Exactly as they appear, output all of the records. Skip any images.
#### Supplied entries
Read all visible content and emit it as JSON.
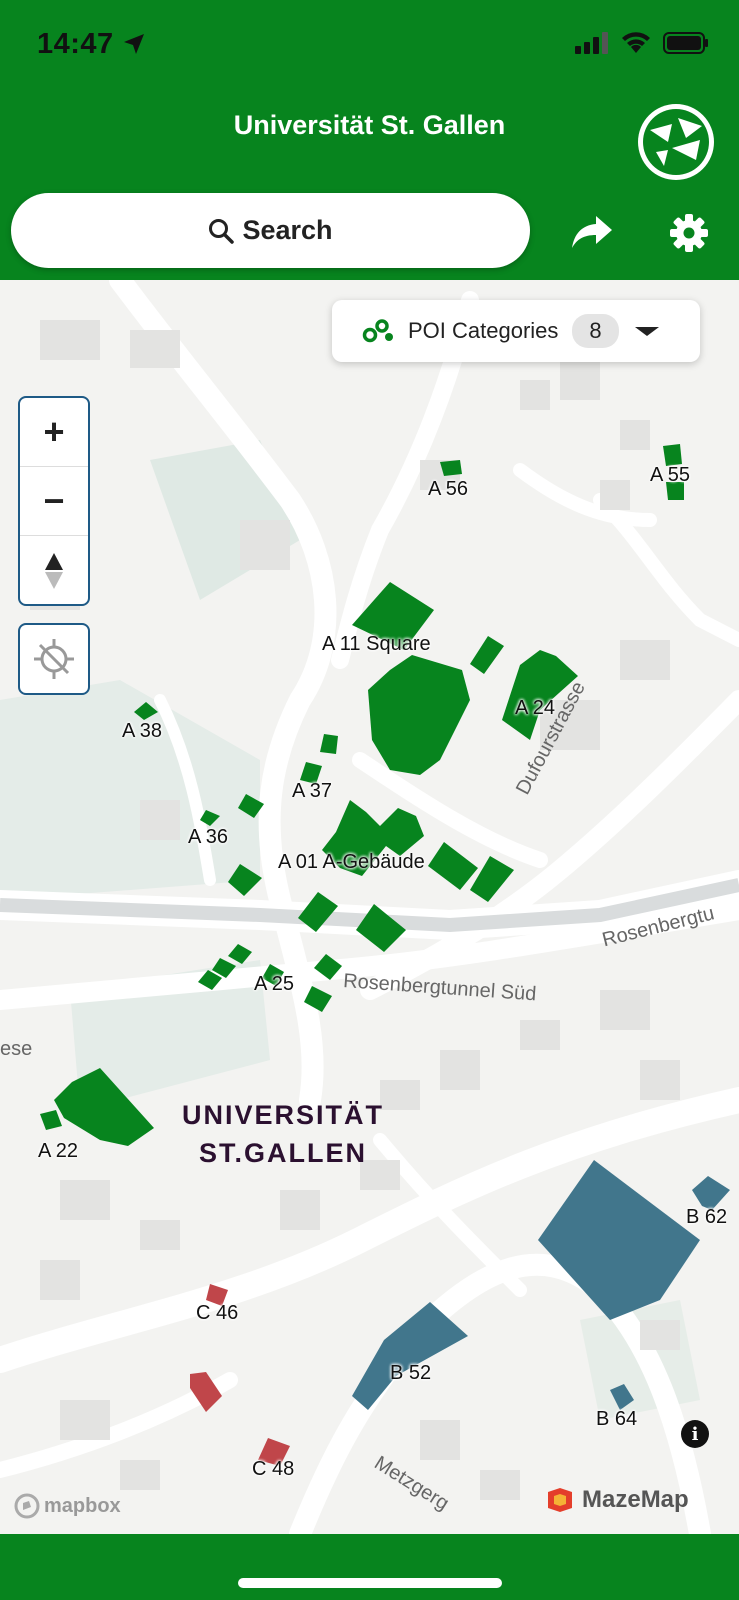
{
  "status_bar": {
    "time": "14:47"
  },
  "header": {
    "title": "Universität St. Gallen",
    "logo_icon": "university-logo"
  },
  "search": {
    "label": "Search",
    "icon": "search-icon"
  },
  "actions": {
    "share_icon": "share-icon",
    "settings_icon": "gear-icon"
  },
  "poi": {
    "label": "POI Categories",
    "count": "8"
  },
  "controls": {
    "zoom_in": "+",
    "zoom_out": "−"
  },
  "map": {
    "buildings": [
      "A 56",
      "A 55",
      "A 11 Square",
      "A 24",
      "A 38",
      "A 37",
      "A 36",
      "A 01 A-Gebäude",
      "A 25",
      "A 22",
      "B 62",
      "C 46",
      "B 52",
      "B 64",
      "C 48"
    ],
    "roads": [
      "Dufourstrasse",
      "Rosenbergtunnel Süd",
      "Rosenbergtu",
      "Metzgerg",
      "ese"
    ],
    "campus_label_line1": "UNIVERSITÄT",
    "campus_label_line2": "ST.GALLEN"
  },
  "attribution": {
    "mapbox": "mapbox",
    "mazemap": "MazeMap"
  },
  "colors": {
    "header": "#07841e",
    "building_green": "#07841e",
    "building_blue": "#41768c",
    "building_red": "#c0464a"
  }
}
########
| Task output |
Read all visible content and emit it as JSON.
{
  "status_bar": {
    "time": "14:47"
  },
  "header": {
    "title": "Universität St. Gallen",
    "logo_icon": "university-logo"
  },
  "search": {
    "label": "Search",
    "icon": "search-icon"
  },
  "actions": {
    "share_icon": "share-icon",
    "settings_icon": "gear-icon"
  },
  "poi": {
    "label": "POI Categories",
    "count": "8"
  },
  "controls": {
    "zoom_in": "+",
    "zoom_out": "−"
  },
  "map": {
    "buildings": [
      "A 56",
      "A 55",
      "A 11 Square",
      "A 24",
      "A 38",
      "A 37",
      "A 36",
      "A 01 A-Gebäude",
      "A 25",
      "A 22",
      "B 62",
      "C 46",
      "B 52",
      "B 64",
      "C 48"
    ],
    "roads": [
      "Dufourstrasse",
      "Rosenbergtunnel Süd",
      "Rosenbergtu",
      "Metzgerg",
      "ese"
    ],
    "campus_label_line1": "UNIVERSITÄT",
    "campus_label_line2": "ST.GALLEN"
  },
  "attribution": {
    "mapbox": "mapbox",
    "mazemap": "MazeMap"
  },
  "colors": {
    "header": "#07841e",
    "building_green": "#07841e",
    "building_blue": "#41768c",
    "building_red": "#c0464a"
  }
}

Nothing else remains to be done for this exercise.